◆ Stated task: Every line below is to be quoted exactly, with nothing added or dropped.

◆ Entries:
———

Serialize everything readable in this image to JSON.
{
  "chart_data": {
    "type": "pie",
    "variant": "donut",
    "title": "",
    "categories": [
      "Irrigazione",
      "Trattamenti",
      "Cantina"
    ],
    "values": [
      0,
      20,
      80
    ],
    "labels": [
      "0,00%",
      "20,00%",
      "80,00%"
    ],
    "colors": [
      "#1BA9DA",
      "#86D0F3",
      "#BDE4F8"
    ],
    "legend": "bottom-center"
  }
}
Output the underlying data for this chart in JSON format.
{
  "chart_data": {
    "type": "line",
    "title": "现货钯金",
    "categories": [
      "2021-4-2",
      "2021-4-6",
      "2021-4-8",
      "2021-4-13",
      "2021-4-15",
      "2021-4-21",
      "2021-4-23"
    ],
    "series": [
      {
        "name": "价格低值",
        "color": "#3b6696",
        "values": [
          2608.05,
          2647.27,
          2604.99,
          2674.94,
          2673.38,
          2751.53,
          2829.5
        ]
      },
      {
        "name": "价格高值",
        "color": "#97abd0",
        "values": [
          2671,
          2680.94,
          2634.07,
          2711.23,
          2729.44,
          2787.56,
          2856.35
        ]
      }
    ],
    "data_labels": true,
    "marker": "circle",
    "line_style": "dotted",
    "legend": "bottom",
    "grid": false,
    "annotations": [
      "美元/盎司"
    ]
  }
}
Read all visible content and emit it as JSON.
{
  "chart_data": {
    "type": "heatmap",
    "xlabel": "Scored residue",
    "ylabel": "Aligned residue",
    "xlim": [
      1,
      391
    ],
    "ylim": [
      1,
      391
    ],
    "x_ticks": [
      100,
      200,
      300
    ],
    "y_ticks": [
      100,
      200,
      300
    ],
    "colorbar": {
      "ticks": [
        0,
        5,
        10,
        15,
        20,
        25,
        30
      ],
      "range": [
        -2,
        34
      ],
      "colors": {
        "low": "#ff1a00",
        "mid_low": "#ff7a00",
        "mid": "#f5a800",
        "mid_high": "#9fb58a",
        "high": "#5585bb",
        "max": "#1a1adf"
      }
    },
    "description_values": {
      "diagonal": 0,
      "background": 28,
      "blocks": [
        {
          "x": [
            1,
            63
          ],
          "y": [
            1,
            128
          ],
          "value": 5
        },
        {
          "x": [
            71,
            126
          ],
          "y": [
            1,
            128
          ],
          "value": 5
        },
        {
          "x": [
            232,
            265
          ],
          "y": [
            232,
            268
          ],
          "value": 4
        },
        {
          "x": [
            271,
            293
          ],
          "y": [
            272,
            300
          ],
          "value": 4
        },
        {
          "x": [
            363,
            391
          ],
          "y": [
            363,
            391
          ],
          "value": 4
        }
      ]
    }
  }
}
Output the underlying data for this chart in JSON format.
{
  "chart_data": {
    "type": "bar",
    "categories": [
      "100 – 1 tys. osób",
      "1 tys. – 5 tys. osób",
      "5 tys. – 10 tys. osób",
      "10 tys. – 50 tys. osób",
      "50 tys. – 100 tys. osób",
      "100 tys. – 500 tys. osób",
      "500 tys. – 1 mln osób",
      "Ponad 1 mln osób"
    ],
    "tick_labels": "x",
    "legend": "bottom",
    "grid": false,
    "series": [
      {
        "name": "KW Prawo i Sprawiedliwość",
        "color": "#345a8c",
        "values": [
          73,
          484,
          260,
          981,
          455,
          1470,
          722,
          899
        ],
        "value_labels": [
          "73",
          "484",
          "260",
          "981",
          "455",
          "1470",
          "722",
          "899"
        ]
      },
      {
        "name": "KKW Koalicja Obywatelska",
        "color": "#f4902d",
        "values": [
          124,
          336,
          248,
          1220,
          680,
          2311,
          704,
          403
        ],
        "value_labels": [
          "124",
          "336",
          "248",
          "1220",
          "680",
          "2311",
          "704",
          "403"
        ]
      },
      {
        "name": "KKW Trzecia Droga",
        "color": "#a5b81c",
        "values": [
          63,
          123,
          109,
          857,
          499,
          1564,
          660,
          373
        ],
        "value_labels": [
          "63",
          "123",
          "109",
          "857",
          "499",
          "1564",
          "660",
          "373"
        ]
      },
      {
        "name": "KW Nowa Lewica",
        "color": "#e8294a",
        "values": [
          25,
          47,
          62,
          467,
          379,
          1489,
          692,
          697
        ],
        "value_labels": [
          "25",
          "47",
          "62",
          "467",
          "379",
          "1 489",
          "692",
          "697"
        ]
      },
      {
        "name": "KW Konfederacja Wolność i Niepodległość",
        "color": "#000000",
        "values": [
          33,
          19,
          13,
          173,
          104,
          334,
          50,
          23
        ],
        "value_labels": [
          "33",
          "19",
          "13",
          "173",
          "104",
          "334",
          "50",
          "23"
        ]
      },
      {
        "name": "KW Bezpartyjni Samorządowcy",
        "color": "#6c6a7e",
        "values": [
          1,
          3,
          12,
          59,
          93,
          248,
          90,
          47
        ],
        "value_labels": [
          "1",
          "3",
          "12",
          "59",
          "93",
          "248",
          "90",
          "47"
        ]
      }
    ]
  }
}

———

◆ Output for this task:
Serialize everything readable in this image to JSON.
{
  "chart_data": {
    "type": "pie",
    "variant": "donut",
    "title": "",
    "categories": [
      "Irrigazione",
      "Trattamenti",
      "Cantina"
    ],
    "values": [
      0,
      20,
      80
    ],
    "labels": [
      "0,00%",
      "20,00%",
      "80,00%"
    ],
    "colors": [
      "#1BA9DA",
      "#86D0F3",
      "#BDE4F8"
    ],
    "legend": "bottom-center"
  }
}
Output the underlying data for this chart in JSON format.
{
  "chart_data": {
    "type": "line",
    "title": "现货钯金",
    "categories": [
      "2021-4-2",
      "2021-4-6",
      "2021-4-8",
      "2021-4-13",
      "2021-4-15",
      "2021-4-21",
      "2021-4-23"
    ],
    "series": [
      {
        "name": "价格低值",
        "color": "#3b6696",
        "values": [
          2608.05,
          2647.27,
          2604.99,
          2674.94,
          2673.38,
          2751.53,
          2829.5
        ]
      },
      {
        "name": "价格高值",
        "color": "#97abd0",
        "values": [
          2671,
          2680.94,
          2634.07,
          2711.23,
          2729.44,
          2787.56,
          2856.35
        ]
      }
    ],
    "data_labels": true,
    "marker": "circle",
    "line_style": "dotted",
    "legend": "bottom",
    "grid": false,
    "annotations": [
      "美元/盎司"
    ]
  }
}
Read all visible content and emit it as JSON.
{
  "chart_data": {
    "type": "heatmap",
    "xlabel": "Scored residue",
    "ylabel": "Aligned residue",
    "xlim": [
      1,
      391
    ],
    "ylim": [
      1,
      391
    ],
    "x_ticks": [
      100,
      200,
      300
    ],
    "y_ticks": [
      100,
      200,
      300
    ],
    "colorbar": {
      "ticks": [
        0,
        5,
        10,
        15,
        20,
        25,
        30
      ],
      "range": [
        -2,
        34
      ],
      "colors": {
        "low": "#ff1a00",
        "mid_low": "#ff7a00",
        "mid": "#f5a800",
        "mid_high": "#9fb58a",
        "high": "#5585bb",
        "max": "#1a1adf"
      }
    },
    "description_values": {
      "diagonal": 0,
      "background": 28,
      "blocks": [
        {
          "x": [
            1,
            63
          ],
          "y": [
            1,
            128
          ],
          "value": 5
        },
        {
          "x": [
            71,
            126
          ],
          "y": [
            1,
            128
          ],
          "value": 5
        },
        {
          "x": [
            232,
            265
          ],
          "y": [
            232,
            268
          ],
          "value": 4
        },
        {
          "x": [
            271,
            293
          ],
          "y": [
            272,
            300
          ],
          "value": 4
        },
        {
          "x": [
            363,
            391
          ],
          "y": [
            363,
            391
          ],
          "value": 4
        }
      ]
    }
  }
}
Output the underlying data for this chart in JSON format.
{
  "chart_data": {
    "type": "bar",
    "categories": [
      "100 – 1 tys. osób",
      "1 tys. – 5 tys. osób",
      "5 tys. – 10 tys. osób",
      "10 tys. – 50 tys. osób",
      "50 tys. – 100 tys. osób",
      "100 tys. – 500 tys. osób",
      "500 tys. – 1 mln osób",
      "Ponad 1 mln osób"
    ],
    "tick_labels": "x",
    "legend": "bottom",
    "grid": false,
    "series": [
      {
        "name": "KW Prawo i Sprawiedliwość",
        "color": "#345a8c",
        "values": [
          73,
          484,
          260,
          981,
          455,
          1470,
          722,
          899
        ],
        "value_labels": [
          "73",
          "484",
          "260",
          "981",
          "455",
          "1470",
          "722",
          "899"
        ]
      },
      {
        "name": "KKW Koalicja Obywatelska",
        "color": "#f4902d",
        "values": [
          124,
          336,
          248,
          1220,
          680,
          2311,
          704,
          403
        ],
        "value_labels": [
          "124",
          "336",
          "248",
          "1220",
          "680",
          "2311",
          "704",
          "403"
        ]
      },
      {
        "name": "KKW Trzecia Droga",
        "color": "#a5b81c",
        "values": [
          63,
          123,
          109,
          857,
          499,
          1564,
          660,
          373
        ],
        "value_labels": [
          "63",
          "123",
          "109",
          "857",
          "499",
          "1564",
          "660",
          "373"
        ]
      },
      {
        "name": "KW Nowa Lewica",
        "color": "#e8294a",
        "values": [
          25,
          47,
          62,
          467,
          379,
          1489,
          692,
          697
        ],
        "value_labels": [
          "25",
          "47",
          "62",
          "467",
          "379",
          "1 489",
          "692",
          "697"
        ]
      },
      {
        "name": "KW Konfederacja Wolność i Niepodległość",
        "color": "#000000",
        "values": [
          33,
          19,
          13,
          173,
          104,
          334,
          50,
          23
        ],
        "value_labels": [
          "33",
          "19",
          "13",
          "173",
          "104",
          "334",
          "50",
          "23"
        ]
      },
      {
        "name": "KW Bezpartyjni Samorządowcy",
        "color": "#6c6a7e",
        "values": [
          1,
          3,
          12,
          59,
          93,
          248,
          90,
          47
        ],
        "value_labels": [
          "1",
          "3",
          "12",
          "59",
          "93",
          "248",
          "90",
          "47"
        ]
      }
    ]
  }
}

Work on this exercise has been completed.